● **Dataset**
--------------------
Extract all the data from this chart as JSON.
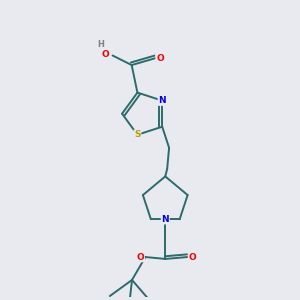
{
  "bg_color": "#e8eaf0",
  "bond_color": "#2d6b6b",
  "atom_colors": {
    "S": "#b8a000",
    "N": "#0000ee",
    "O": "#ee0000",
    "H": "#808080",
    "C": "#2d6b6b"
  }
}
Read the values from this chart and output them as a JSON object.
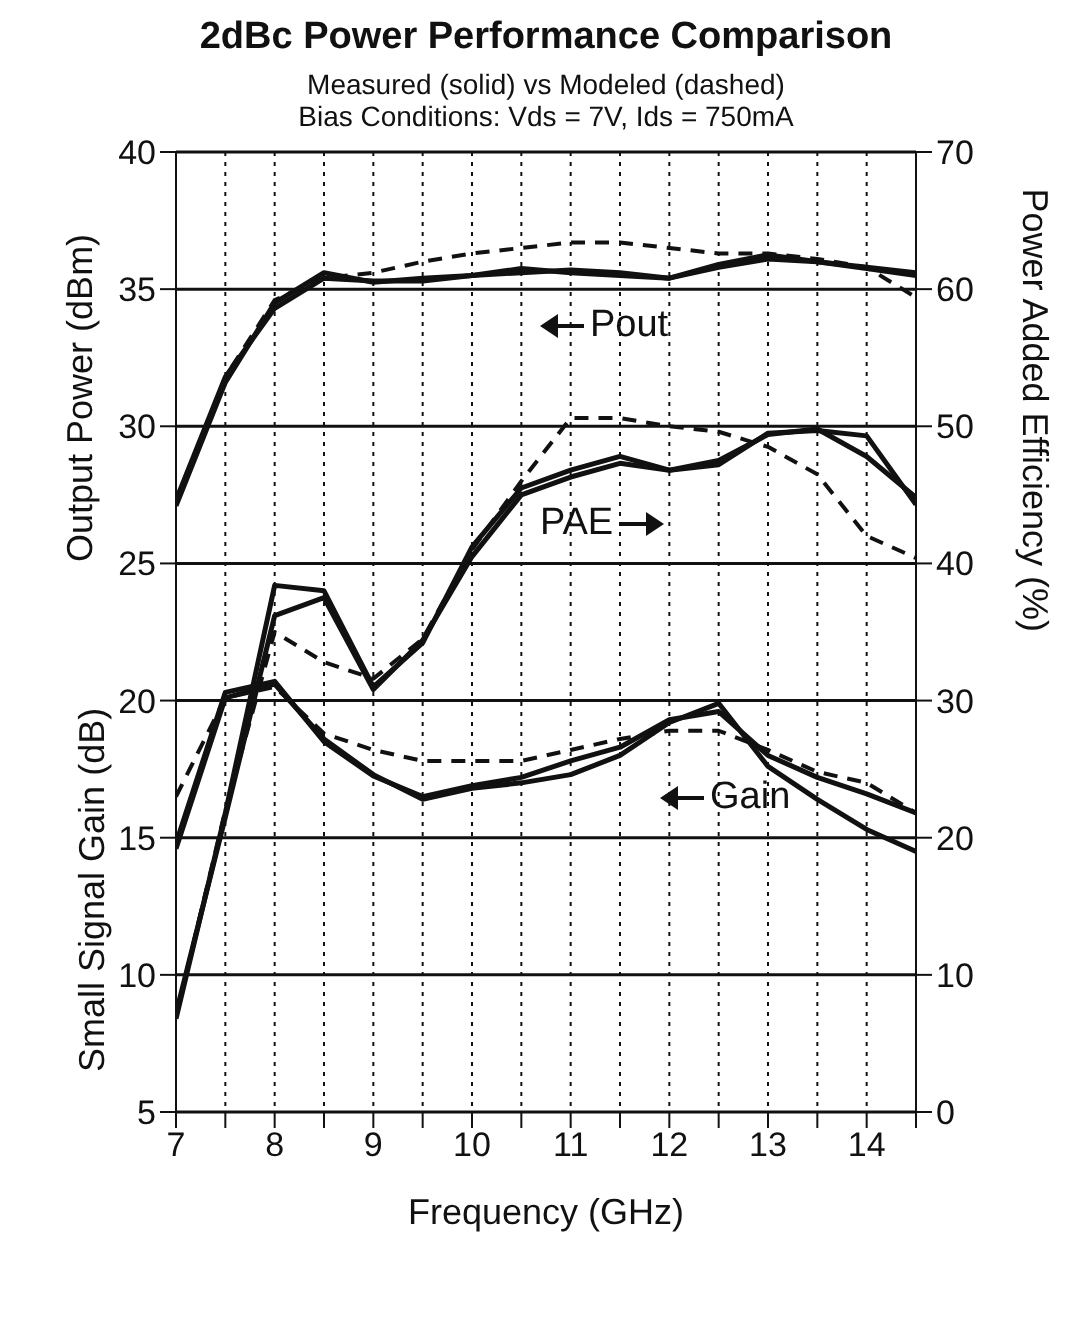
{
  "chart_data": {
    "type": "line",
    "title": "2dBc Power Performance Comparison",
    "subtitle": "Measured (solid) vs Modeled (dashed)\nBias Conditions: Vds = 7V, Ids = 750mA",
    "xlabel": "Frequency (GHz)",
    "ylabel": "Output Power (dBm)",
    "y2label": "Power Added Efficiency (%)",
    "x": [
      7,
      7.5,
      8,
      8.5,
      9,
      9.5,
      10,
      10.5,
      11,
      11.5,
      12,
      12.5,
      13,
      13.5,
      14,
      14.5
    ],
    "series": [
      {
        "color": "#111111",
        "line_style": "solid",
        "values": [
          27.1,
          31.6,
          34.5,
          35.6,
          35.25,
          35.4,
          35.5,
          35.75,
          35.6,
          35.5,
          35.4,
          35.9,
          36.25,
          36.0,
          35.75,
          35.5
        ]
      },
      {
        "color": "#111111",
        "line_style": "solid",
        "values": [
          27.3,
          31.8,
          34.3,
          35.4,
          35.3,
          35.3,
          35.5,
          35.6,
          35.7,
          35.6,
          35.4,
          35.8,
          36.1,
          36.0,
          35.8,
          35.6
        ]
      },
      {
        "color": "#111111",
        "line_style": "dashed",
        "values": [
          27.3,
          31.8,
          34.6,
          35.4,
          35.6,
          36.0,
          36.3,
          36.5,
          36.7,
          36.7,
          36.5,
          36.3,
          36.3,
          36.1,
          35.8,
          34.7
        ]
      },
      {
        "color": "#111111",
        "line_style": "solid",
        "axis": "y2",
        "values": [
          6.8,
          21.8,
          38.4,
          38.0,
          31.0,
          34.2,
          41.2,
          45.5,
          46.8,
          47.8,
          46.8,
          47.2,
          49.5,
          49.7,
          49.3,
          44.3
        ]
      },
      {
        "color": "#111111",
        "line_style": "solid",
        "axis": "y2",
        "values": [
          7.2,
          21.5,
          36.2,
          37.5,
          30.8,
          34.4,
          40.5,
          45.0,
          46.3,
          47.3,
          46.8,
          47.5,
          49.4,
          49.8,
          47.8,
          44.8
        ]
      },
      {
        "color": "#111111",
        "line_style": "dashed",
        "axis": "y2",
        "values": [
          7.0,
          22.0,
          35.0,
          32.8,
          31.6,
          34.5,
          41.0,
          46.0,
          50.6,
          50.6,
          50.0,
          49.6,
          48.5,
          46.5,
          42.0,
          40.4
        ]
      },
      {
        "color": "#111111",
        "line_style": "solid",
        "values": [
          14.8,
          20.3,
          20.7,
          18.5,
          17.25,
          16.5,
          16.9,
          17.2,
          17.8,
          18.3,
          19.3,
          19.6,
          18.0,
          17.2,
          16.6,
          15.9
        ]
      },
      {
        "color": "#111111",
        "line_style": "solid",
        "values": [
          14.6,
          20.1,
          20.6,
          18.6,
          17.3,
          16.4,
          16.8,
          17.0,
          17.3,
          18.0,
          19.2,
          19.9,
          17.6,
          16.4,
          15.3,
          14.5
        ]
      },
      {
        "color": "#111111",
        "line_style": "dashed",
        "values": [
          16.5,
          20.1,
          20.5,
          18.8,
          18.2,
          17.8,
          17.8,
          17.8,
          18.2,
          18.6,
          18.9,
          18.9,
          18.2,
          17.4,
          17.0,
          15.9
        ]
      }
    ],
    "xlim": [
      7,
      14.5
    ],
    "xticks": [
      7,
      {
        "value": 7.5,
        "label": null
      },
      8,
      {
        "value": 8.5,
        "label": null
      },
      9,
      {
        "value": 9.5,
        "label": null
      },
      10,
      {
        "value": 10.5,
        "label": null
      },
      11,
      {
        "value": 11.5,
        "label": null
      },
      12,
      {
        "value": 12.5,
        "label": null
      },
      13,
      {
        "value": 13.5,
        "label": null
      },
      14,
      {
        "value": 14.5,
        "label": null
      }
    ],
    "ylim": [
      5,
      40
    ],
    "yticks": [
      5,
      10,
      15,
      20,
      25,
      30,
      35,
      40
    ],
    "y2lim": [
      0,
      70
    ],
    "y2ticks": [
      0,
      10,
      20,
      30,
      40,
      50,
      60,
      70
    ],
    "grid": true,
    "legend": false,
    "marker": "none",
    "annotations": [
      "Pout",
      "PAE",
      "Gain",
      "Small Signal Gain (dB)"
    ]
  }
}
--------------------
All of the entries need to be transcribed word for word; pictures are left out.

Extract all the data from this chart as JSON.
{
  "bg_color": "#e8eaf0",
  "bond_color": "#2d6b6b",
  "atom_colors": {
    "S": "#b8a000",
    "N": "#0000ee",
    "O": "#ee0000",
    "H": "#808080",
    "C": "#2d6b6b"
  }
}
Read the values from this chart and output them as a JSON object.
{
  "chart_data": {
    "type": "line",
    "title": "2dBc Power Performance Comparison",
    "subtitle": "Measured (solid) vs Modeled (dashed)\nBias Conditions: Vds = 7V, Ids = 750mA",
    "xlabel": "Frequency (GHz)",
    "ylabel": "Output Power (dBm)",
    "y2label": "Power Added Efficiency (%)",
    "x": [
      7,
      7.5,
      8,
      8.5,
      9,
      9.5,
      10,
      10.5,
      11,
      11.5,
      12,
      12.5,
      13,
      13.5,
      14,
      14.5
    ],
    "series": [
      {
        "color": "#111111",
        "line_style": "solid",
        "values": [
          27.1,
          31.6,
          34.5,
          35.6,
          35.25,
          35.4,
          35.5,
          35.75,
          35.6,
          35.5,
          35.4,
          35.9,
          36.25,
          36.0,
          35.75,
          35.5
        ]
      },
      {
        "color": "#111111",
        "line_style": "solid",
        "values": [
          27.3,
          31.8,
          34.3,
          35.4,
          35.3,
          35.3,
          35.5,
          35.6,
          35.7,
          35.6,
          35.4,
          35.8,
          36.1,
          36.0,
          35.8,
          35.6
        ]
      },
      {
        "color": "#111111",
        "line_style": "dashed",
        "values": [
          27.3,
          31.8,
          34.6,
          35.4,
          35.6,
          36.0,
          36.3,
          36.5,
          36.7,
          36.7,
          36.5,
          36.3,
          36.3,
          36.1,
          35.8,
          34.7
        ]
      },
      {
        "color": "#111111",
        "line_style": "solid",
        "axis": "y2",
        "values": [
          6.8,
          21.8,
          38.4,
          38.0,
          31.0,
          34.2,
          41.2,
          45.5,
          46.8,
          47.8,
          46.8,
          47.2,
          49.5,
          49.7,
          49.3,
          44.3
        ]
      },
      {
        "color": "#111111",
        "line_style": "solid",
        "axis": "y2",
        "values": [
          7.2,
          21.5,
          36.2,
          37.5,
          30.8,
          34.4,
          40.5,
          45.0,
          46.3,
          47.3,
          46.8,
          47.5,
          49.4,
          49.8,
          47.8,
          44.8
        ]
      },
      {
        "color": "#111111",
        "line_style": "dashed",
        "axis": "y2",
        "values": [
          7.0,
          22.0,
          35.0,
          32.8,
          31.6,
          34.5,
          41.0,
          46.0,
          50.6,
          50.6,
          50.0,
          49.6,
          48.5,
          46.5,
          42.0,
          40.4
        ]
      },
      {
        "color": "#111111",
        "line_style": "solid",
        "values": [
          14.8,
          20.3,
          20.7,
          18.5,
          17.25,
          16.5,
          16.9,
          17.2,
          17.8,
          18.3,
          19.3,
          19.6,
          18.0,
          17.2,
          16.6,
          15.9
        ]
      },
      {
        "color": "#111111",
        "line_style": "solid",
        "values": [
          14.6,
          20.1,
          20.6,
          18.6,
          17.3,
          16.4,
          16.8,
          17.0,
          17.3,
          18.0,
          19.2,
          19.9,
          17.6,
          16.4,
          15.3,
          14.5
        ]
      },
      {
        "color": "#111111",
        "line_style": "dashed",
        "values": [
          16.5,
          20.1,
          20.5,
          18.8,
          18.2,
          17.8,
          17.8,
          17.8,
          18.2,
          18.6,
          18.9,
          18.9,
          18.2,
          17.4,
          17.0,
          15.9
        ]
      }
    ],
    "xlim": [
      7,
      14.5
    ],
    "xticks": [
      7,
      {
        "value": 7.5,
        "label": null
      },
      8,
      {
        "value": 8.5,
        "label": null
      },
      9,
      {
        "value": 9.5,
        "label": null
      },
      10,
      {
        "value": 10.5,
        "label": null
      },
      11,
      {
        "value": 11.5,
        "label": null
      },
      12,
      {
        "value": 12.5,
        "label": null
      },
      13,
      {
        "value": 13.5,
        "label": null
      },
      14,
      {
        "value": 14.5,
        "label": null
      }
    ],
    "ylim": [
      5,
      40
    ],
    "yticks": [
      5,
      10,
      15,
      20,
      25,
      30,
      35,
      40
    ],
    "y2lim": [
      0,
      70
    ],
    "y2ticks": [
      0,
      10,
      20,
      30,
      40,
      50,
      60,
      70
    ],
    "grid": true,
    "legend": false,
    "marker": "none",
    "annotations": [
      "Pout",
      "PAE",
      "Gain",
      "Small Signal Gain (dB)"
    ]
  }
}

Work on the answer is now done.